What to work on ->
Without the pictures, copy the entries below word for word.

[Stored entries]
--- begin ---
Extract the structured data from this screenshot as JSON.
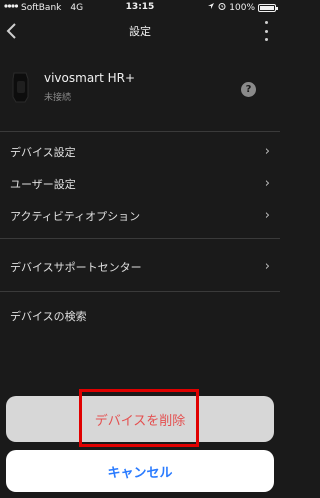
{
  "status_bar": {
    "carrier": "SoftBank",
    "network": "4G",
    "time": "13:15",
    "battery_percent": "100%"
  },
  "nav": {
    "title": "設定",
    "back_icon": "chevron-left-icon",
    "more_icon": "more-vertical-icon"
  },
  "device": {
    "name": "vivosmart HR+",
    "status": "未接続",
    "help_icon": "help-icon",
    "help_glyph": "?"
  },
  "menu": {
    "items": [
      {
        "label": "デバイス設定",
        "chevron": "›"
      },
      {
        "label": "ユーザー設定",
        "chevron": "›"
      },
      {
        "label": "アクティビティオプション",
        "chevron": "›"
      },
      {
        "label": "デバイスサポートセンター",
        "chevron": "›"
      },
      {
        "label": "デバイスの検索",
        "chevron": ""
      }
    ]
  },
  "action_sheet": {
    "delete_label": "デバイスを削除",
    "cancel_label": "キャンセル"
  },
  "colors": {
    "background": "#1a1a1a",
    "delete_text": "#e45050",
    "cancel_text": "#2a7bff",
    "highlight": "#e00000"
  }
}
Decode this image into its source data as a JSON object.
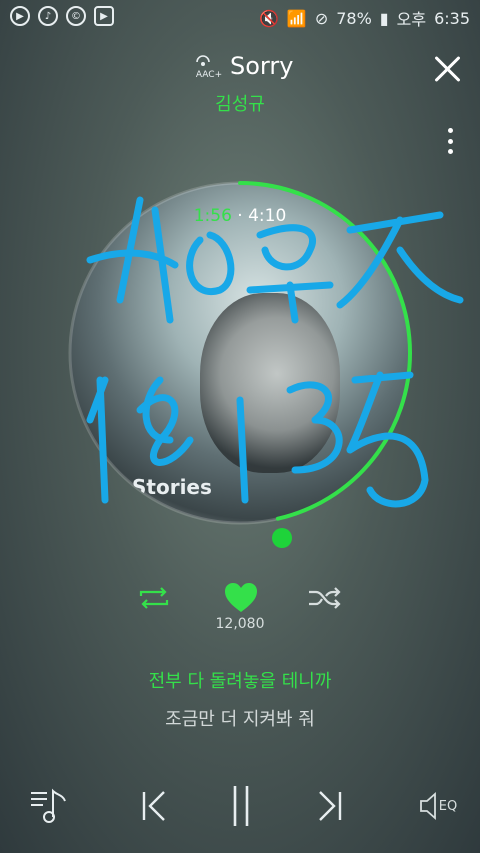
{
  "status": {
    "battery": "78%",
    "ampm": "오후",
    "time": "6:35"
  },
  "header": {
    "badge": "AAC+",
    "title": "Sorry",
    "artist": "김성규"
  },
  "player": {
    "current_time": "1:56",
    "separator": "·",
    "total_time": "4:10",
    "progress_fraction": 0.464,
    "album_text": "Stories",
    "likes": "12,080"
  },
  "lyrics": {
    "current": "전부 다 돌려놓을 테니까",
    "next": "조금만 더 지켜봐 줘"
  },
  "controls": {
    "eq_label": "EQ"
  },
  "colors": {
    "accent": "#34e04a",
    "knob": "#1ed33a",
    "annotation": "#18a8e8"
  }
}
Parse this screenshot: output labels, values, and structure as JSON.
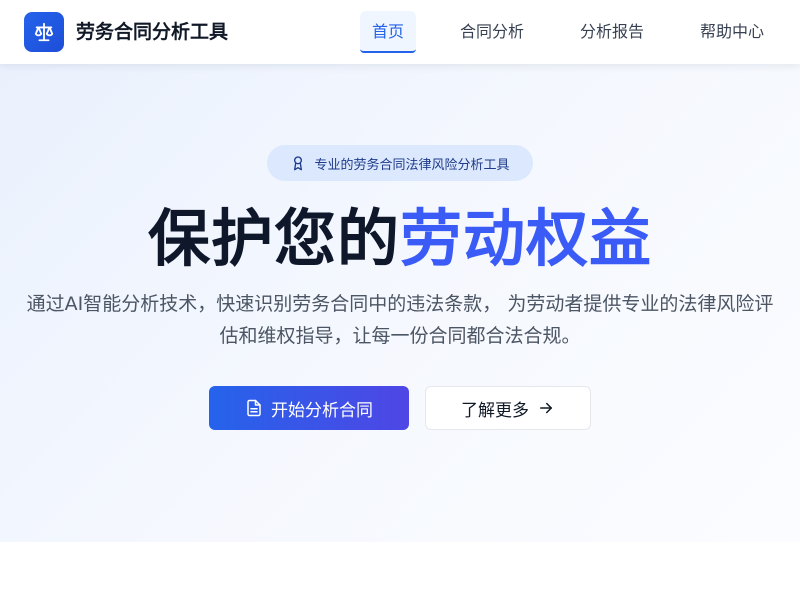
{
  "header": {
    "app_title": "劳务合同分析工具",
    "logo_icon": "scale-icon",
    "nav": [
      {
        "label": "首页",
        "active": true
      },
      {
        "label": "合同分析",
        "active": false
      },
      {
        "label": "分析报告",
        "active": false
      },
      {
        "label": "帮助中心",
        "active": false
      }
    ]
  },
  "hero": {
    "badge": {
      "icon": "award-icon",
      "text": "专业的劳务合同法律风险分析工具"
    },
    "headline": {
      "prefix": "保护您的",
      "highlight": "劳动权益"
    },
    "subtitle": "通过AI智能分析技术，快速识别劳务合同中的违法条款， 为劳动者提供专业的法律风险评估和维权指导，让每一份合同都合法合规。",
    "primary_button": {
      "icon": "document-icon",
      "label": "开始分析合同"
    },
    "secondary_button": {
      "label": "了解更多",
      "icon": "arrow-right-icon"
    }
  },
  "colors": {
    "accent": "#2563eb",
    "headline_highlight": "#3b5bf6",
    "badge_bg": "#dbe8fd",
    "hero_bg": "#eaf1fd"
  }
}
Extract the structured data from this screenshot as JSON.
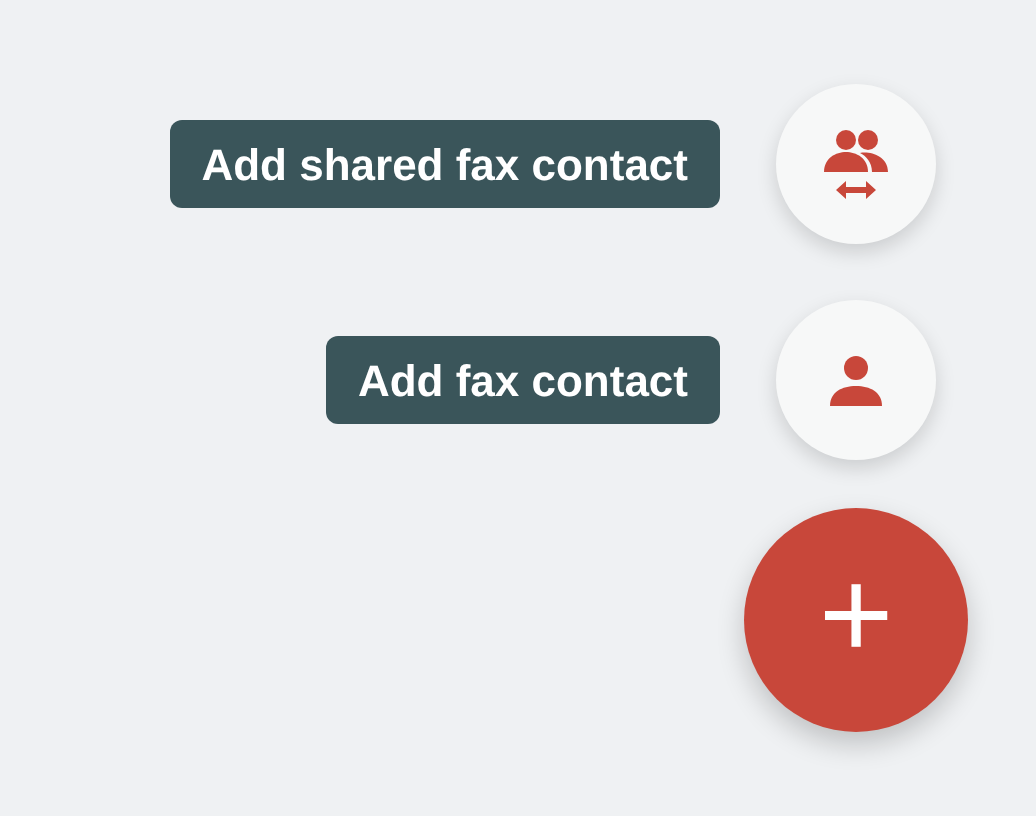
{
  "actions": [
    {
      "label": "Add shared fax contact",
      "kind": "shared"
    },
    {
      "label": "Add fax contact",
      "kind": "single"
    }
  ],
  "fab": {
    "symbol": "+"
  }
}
--- end ---
Output for this task ->
Extract the structured data from this screenshot as JSON.
{
  "status_bar": {
    "carrier": "SoftBank",
    "network": "4G",
    "time": "13:15",
    "battery_percent": "100%"
  },
  "nav": {
    "title": "設定",
    "back_icon": "chevron-left-icon",
    "more_icon": "more-vertical-icon"
  },
  "device": {
    "name": "vivosmart HR+",
    "status": "未接続",
    "help_icon": "help-icon",
    "help_glyph": "?"
  },
  "menu": {
    "items": [
      {
        "label": "デバイス設定",
        "chevron": "›"
      },
      {
        "label": "ユーザー設定",
        "chevron": "›"
      },
      {
        "label": "アクティビティオプション",
        "chevron": "›"
      },
      {
        "label": "デバイスサポートセンター",
        "chevron": "›"
      },
      {
        "label": "デバイスの検索",
        "chevron": ""
      }
    ]
  },
  "action_sheet": {
    "delete_label": "デバイスを削除",
    "cancel_label": "キャンセル"
  },
  "colors": {
    "background": "#1a1a1a",
    "delete_text": "#e45050",
    "cancel_text": "#2a7bff",
    "highlight": "#e00000"
  }
}
Decode this image into its source data as a JSON object.
{
  "status": {
    "battery": "78%",
    "ampm": "오후",
    "time": "6:35"
  },
  "header": {
    "badge": "AAC+",
    "title": "Sorry",
    "artist": "김성규"
  },
  "player": {
    "current_time": "1:56",
    "separator": "·",
    "total_time": "4:10",
    "progress_fraction": 0.464,
    "album_text": "Stories",
    "likes": "12,080"
  },
  "lyrics": {
    "current": "전부 다 돌려놓을 테니까",
    "next": "조금만 더 지켜봐 줘"
  },
  "controls": {
    "eq_label": "EQ"
  },
  "colors": {
    "accent": "#34e04a",
    "knob": "#1ed33a",
    "annotation": "#18a8e8"
  }
}
Parse this screenshot: output labels, values, and structure as JSON.
{
  "header": {
    "app_title": "劳务合同分析工具",
    "logo_icon": "scale-icon",
    "nav": [
      {
        "label": "首页",
        "active": true
      },
      {
        "label": "合同分析",
        "active": false
      },
      {
        "label": "分析报告",
        "active": false
      },
      {
        "label": "帮助中心",
        "active": false
      }
    ]
  },
  "hero": {
    "badge": {
      "icon": "award-icon",
      "text": "专业的劳务合同法律风险分析工具"
    },
    "headline": {
      "prefix": "保护您的",
      "highlight": "劳动权益"
    },
    "subtitle": "通过AI智能分析技术，快速识别劳务合同中的违法条款， 为劳动者提供专业的法律风险评估和维权指导，让每一份合同都合法合规。",
    "primary_button": {
      "icon": "document-icon",
      "label": "开始分析合同"
    },
    "secondary_button": {
      "label": "了解更多",
      "icon": "arrow-right-icon"
    }
  },
  "colors": {
    "accent": "#2563eb",
    "headline_highlight": "#3b5bf6",
    "badge_bg": "#dbe8fd",
    "hero_bg": "#eaf1fd"
  }
}
Extract the structured data from this screenshot as JSON.
{
  "actions": [
    {
      "label": "Add shared fax contact",
      "kind": "shared"
    },
    {
      "label": "Add fax contact",
      "kind": "single"
    }
  ],
  "fab": {
    "symbol": "+"
  }
}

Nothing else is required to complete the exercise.